# WHAT TO PRODUCE
Sort through the data and copy the lines holding the word "frac".
[BEGIN GIVEN DATA]
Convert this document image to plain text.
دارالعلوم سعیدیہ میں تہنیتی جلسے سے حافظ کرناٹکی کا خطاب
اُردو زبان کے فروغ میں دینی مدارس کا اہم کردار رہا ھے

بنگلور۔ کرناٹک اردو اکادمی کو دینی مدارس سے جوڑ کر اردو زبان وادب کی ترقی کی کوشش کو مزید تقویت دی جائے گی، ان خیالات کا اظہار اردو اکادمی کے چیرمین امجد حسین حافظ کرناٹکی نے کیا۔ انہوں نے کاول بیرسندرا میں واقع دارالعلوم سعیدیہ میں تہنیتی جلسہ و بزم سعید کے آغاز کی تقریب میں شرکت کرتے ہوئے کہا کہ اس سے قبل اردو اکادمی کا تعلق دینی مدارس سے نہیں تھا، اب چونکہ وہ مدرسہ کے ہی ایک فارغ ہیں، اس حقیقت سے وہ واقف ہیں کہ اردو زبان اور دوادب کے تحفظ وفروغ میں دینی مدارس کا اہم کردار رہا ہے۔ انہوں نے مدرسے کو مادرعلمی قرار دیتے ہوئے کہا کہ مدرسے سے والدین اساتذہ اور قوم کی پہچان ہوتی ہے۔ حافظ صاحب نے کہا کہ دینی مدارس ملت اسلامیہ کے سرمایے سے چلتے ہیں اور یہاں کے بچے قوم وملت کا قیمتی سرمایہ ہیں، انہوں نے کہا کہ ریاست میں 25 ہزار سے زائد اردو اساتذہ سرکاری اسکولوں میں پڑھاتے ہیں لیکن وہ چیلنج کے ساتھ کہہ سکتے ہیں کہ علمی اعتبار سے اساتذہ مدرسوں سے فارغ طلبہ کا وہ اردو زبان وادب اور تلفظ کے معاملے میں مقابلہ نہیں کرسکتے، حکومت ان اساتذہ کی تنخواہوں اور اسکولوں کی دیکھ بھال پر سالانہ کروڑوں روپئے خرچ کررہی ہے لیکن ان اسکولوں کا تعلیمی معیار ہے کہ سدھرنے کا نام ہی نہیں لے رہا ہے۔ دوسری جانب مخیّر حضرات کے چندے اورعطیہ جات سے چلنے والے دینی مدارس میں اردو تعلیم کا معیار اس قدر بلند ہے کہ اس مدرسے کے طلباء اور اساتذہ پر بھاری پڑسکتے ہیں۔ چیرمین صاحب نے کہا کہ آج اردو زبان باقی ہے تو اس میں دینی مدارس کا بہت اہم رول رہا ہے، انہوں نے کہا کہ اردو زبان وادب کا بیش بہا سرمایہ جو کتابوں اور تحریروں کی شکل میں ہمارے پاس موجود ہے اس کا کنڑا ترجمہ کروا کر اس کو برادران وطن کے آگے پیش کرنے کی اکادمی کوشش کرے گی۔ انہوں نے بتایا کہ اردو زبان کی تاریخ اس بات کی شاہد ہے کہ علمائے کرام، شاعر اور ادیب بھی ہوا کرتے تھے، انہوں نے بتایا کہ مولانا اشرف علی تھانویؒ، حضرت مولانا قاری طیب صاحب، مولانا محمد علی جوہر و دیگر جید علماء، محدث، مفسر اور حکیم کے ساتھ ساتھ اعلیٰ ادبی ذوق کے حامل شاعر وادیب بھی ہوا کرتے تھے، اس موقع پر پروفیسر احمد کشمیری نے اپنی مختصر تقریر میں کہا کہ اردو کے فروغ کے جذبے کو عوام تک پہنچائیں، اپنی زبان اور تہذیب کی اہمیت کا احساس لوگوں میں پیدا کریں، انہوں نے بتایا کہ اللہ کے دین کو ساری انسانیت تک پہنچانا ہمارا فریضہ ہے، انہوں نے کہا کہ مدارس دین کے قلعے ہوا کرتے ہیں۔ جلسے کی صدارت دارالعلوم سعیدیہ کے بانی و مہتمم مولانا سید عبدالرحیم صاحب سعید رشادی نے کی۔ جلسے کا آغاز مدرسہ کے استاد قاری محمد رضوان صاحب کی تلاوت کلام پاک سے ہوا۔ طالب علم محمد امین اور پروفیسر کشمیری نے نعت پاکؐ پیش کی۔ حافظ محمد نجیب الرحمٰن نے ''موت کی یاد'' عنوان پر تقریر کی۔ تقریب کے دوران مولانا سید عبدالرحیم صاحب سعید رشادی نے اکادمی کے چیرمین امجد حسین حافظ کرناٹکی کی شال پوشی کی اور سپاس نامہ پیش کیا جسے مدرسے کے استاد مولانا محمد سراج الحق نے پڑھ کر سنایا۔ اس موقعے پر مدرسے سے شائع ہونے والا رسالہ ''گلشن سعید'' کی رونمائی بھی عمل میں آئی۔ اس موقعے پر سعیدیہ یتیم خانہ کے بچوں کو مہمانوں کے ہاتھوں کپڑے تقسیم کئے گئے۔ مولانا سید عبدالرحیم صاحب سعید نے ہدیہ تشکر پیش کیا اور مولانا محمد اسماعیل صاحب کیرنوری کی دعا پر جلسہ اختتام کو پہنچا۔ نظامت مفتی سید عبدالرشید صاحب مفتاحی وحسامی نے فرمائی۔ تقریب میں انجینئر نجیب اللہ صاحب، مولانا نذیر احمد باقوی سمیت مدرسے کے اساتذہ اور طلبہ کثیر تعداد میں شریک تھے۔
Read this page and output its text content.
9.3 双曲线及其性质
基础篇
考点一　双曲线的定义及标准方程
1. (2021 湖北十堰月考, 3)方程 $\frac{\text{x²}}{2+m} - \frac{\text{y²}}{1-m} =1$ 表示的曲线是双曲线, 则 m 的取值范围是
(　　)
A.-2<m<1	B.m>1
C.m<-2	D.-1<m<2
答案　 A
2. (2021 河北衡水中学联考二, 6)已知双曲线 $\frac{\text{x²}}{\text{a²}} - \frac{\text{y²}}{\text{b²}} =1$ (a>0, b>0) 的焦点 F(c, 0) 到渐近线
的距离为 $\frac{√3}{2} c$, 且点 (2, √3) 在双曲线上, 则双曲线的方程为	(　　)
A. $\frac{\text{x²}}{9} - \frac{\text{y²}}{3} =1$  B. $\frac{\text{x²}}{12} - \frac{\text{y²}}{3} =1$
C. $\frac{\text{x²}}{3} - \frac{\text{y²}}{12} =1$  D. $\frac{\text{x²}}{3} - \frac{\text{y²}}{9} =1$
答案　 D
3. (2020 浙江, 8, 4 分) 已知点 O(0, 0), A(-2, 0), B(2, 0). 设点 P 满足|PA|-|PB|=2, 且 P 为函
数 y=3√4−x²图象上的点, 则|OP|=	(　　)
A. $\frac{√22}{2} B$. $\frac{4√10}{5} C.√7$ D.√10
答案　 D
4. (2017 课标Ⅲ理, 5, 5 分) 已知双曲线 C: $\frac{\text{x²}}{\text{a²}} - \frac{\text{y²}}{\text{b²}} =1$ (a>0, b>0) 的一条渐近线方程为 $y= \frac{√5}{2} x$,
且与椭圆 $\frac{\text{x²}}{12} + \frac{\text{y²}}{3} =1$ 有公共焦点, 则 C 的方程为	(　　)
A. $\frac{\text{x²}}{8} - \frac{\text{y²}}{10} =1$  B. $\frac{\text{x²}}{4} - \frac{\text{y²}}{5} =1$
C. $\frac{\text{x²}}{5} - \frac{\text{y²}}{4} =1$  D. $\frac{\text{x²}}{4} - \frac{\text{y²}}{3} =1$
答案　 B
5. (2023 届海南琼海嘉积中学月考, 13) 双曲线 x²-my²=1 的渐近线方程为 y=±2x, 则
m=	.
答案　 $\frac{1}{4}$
[END GIVEN DATA]
[BEGIN GIVEN DATA]
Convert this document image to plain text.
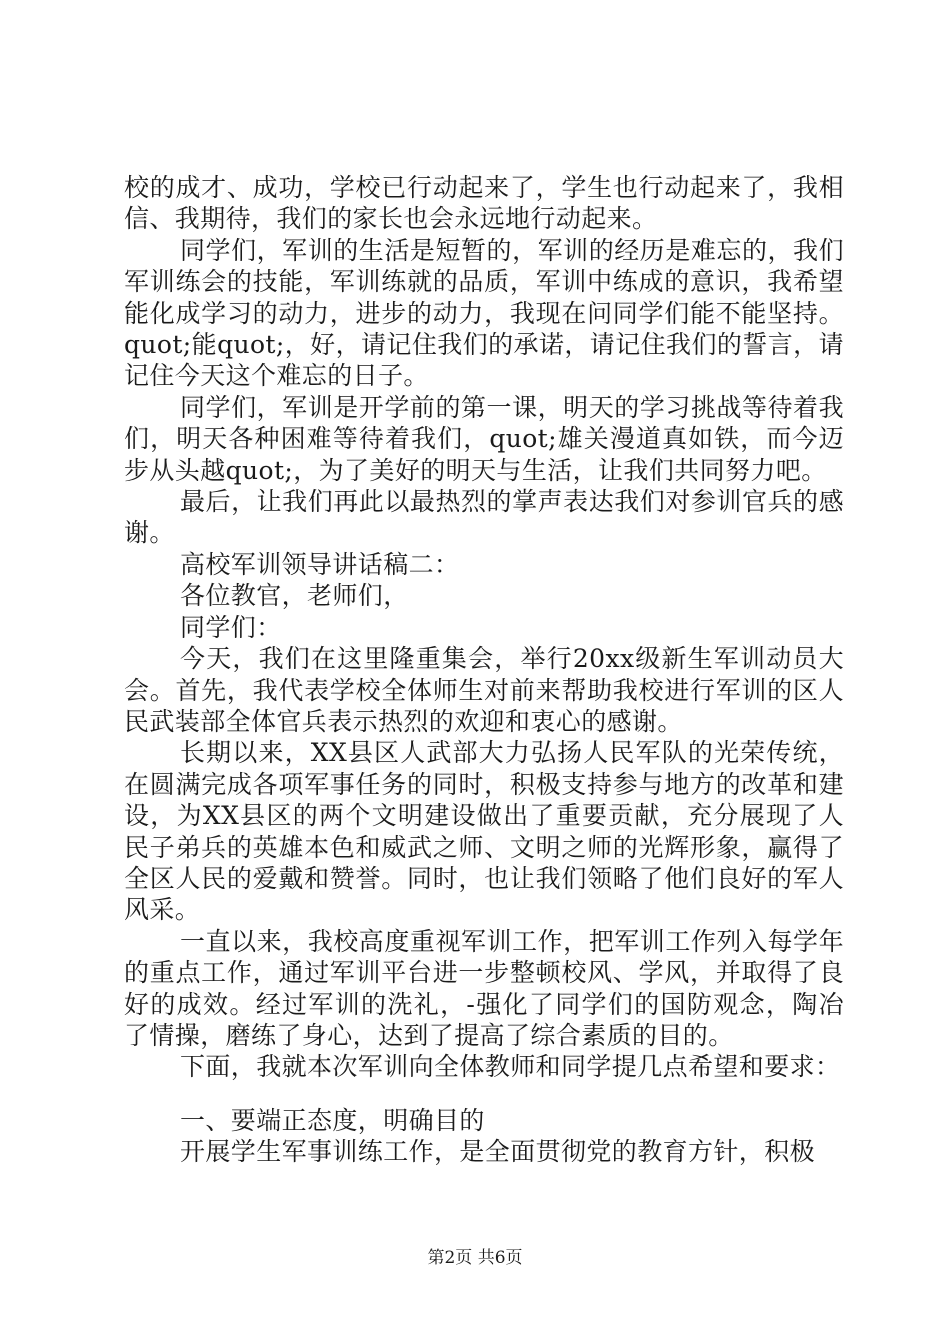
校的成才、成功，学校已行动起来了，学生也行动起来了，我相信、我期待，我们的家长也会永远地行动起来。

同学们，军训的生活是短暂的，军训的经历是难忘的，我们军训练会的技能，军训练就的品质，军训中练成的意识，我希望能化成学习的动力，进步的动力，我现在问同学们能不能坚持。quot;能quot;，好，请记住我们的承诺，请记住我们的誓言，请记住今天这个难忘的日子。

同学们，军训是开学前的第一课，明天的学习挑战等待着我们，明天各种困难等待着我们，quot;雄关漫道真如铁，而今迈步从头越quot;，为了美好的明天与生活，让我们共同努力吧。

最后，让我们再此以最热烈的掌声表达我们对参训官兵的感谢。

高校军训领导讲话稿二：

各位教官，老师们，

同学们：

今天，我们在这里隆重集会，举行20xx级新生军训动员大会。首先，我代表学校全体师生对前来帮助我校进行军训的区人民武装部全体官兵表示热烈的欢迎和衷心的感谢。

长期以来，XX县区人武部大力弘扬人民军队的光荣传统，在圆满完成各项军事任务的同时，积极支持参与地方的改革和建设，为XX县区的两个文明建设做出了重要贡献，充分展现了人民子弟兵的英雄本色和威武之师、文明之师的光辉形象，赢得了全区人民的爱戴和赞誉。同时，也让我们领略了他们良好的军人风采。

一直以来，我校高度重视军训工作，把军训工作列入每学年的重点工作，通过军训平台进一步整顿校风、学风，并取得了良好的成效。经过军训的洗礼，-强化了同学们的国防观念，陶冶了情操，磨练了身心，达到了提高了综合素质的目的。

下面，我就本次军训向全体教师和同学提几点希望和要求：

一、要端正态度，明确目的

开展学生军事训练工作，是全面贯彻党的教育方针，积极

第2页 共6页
[END GIVEN DATA]
# EXERCISE OUTPUT
1. (2021 湖北十堰月考, 3)方程 $\frac{\text{x²}}{2+m} - \frac{\text{y²}}{1-m} =1$ 表示的曲线是双曲线, 则 m 的取值范围是
2. (2021 河北衡水中学联考二, 6)已知双曲线 $\frac{\text{x²}}{\text{a²}} - \frac{\text{y²}}{\text{b²}} =1$ (a>0, b>0) 的焦点 F(c, 0) 到渐近线
的距离为 $\frac{√3}{2} c$, 且点 (2, √3) 在双曲线上, 则双曲线的方程为	(　　)
A. $\frac{\text{x²}}{9} - \frac{\text{y²}}{3} =1$  B. $\frac{\text{x²}}{12} - \frac{\text{y²}}{3} =1$
C. $\frac{\text{x²}}{3} - \frac{\text{y²}}{12} =1$  D. $\frac{\text{x²}}{3} - \frac{\text{y²}}{9} =1$
A. $\frac{√22}{2} B$. $\frac{4√10}{5} C.√7$ D.√10
4. (2017 课标Ⅲ理, 5, 5 分) 已知双曲线 C: $\frac{\text{x²}}{\text{a²}} - \frac{\text{y²}}{\text{b²}} =1$ (a>0, b>0) 的一条渐近线方程为 $y= \frac{√5}{2} x$,
且与椭圆 $\frac{\text{x²}}{12} + \frac{\text{y²}}{3} =1$ 有公共焦点, 则 C 的方程为	(　　)
A. $\frac{\text{x²}}{8} - \frac{\text{y²}}{10} =1$  B. $\frac{\text{x²}}{4} - \frac{\text{y²}}{5} =1$
C. $\frac{\text{x²}}{5} - \frac{\text{y²}}{4} =1$  D. $\frac{\text{x²}}{4} - \frac{\text{y²}}{3} =1$
答案　 $\frac{1}{4}$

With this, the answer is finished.